[Begin DATA SHOWN]

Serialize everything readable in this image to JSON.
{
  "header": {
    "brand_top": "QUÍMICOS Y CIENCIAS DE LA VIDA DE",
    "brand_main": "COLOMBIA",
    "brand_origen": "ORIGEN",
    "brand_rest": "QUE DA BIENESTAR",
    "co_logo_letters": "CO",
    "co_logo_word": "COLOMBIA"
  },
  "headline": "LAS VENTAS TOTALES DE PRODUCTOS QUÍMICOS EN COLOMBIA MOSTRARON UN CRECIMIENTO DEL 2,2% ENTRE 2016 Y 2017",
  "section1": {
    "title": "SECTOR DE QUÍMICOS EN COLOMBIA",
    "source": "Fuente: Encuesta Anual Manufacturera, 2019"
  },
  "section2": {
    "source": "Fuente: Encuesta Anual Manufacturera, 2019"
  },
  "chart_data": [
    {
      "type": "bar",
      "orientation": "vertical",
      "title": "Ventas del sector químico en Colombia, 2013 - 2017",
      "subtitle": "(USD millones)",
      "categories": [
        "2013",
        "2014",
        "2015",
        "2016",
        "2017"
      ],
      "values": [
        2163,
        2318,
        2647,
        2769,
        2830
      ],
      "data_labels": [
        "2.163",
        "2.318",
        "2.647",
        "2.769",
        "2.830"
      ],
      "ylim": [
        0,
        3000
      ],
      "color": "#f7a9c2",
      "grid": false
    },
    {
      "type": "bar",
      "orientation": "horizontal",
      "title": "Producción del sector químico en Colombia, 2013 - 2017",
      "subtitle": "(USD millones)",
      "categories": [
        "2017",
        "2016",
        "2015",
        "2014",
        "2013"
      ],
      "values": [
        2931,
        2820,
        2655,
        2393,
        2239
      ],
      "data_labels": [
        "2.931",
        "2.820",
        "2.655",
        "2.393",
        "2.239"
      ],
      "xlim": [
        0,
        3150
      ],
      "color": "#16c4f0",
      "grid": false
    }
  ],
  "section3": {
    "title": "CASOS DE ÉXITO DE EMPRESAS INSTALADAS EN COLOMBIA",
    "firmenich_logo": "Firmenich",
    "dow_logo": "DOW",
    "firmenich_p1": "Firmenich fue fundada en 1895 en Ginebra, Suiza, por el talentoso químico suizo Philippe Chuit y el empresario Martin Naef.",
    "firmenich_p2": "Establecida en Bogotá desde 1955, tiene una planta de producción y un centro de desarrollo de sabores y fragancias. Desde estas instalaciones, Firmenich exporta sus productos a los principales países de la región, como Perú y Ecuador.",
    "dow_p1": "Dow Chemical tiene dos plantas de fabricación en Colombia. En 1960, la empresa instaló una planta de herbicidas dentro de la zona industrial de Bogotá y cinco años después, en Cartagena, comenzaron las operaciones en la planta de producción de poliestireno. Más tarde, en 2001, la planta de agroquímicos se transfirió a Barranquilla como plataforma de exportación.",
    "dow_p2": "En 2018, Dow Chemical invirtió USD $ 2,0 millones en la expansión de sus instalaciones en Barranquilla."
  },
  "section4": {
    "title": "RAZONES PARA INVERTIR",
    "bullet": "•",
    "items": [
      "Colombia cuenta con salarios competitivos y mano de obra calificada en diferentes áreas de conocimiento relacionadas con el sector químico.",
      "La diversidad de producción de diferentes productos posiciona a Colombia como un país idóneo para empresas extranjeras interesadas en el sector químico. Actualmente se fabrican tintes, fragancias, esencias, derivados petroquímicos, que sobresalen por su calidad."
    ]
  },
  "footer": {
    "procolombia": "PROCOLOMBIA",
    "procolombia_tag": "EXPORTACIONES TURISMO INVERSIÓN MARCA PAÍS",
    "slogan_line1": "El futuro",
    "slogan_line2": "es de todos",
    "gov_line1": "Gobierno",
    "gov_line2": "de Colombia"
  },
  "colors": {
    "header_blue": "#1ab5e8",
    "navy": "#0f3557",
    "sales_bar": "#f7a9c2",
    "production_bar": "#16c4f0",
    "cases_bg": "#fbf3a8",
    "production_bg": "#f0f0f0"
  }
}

[End DATA SHOWN]

§ **CHALLENGE**
Of all the lines above, how many contain "instalaciones"? Give the number and nothing more.

§ **RIGHT ANSWER**
2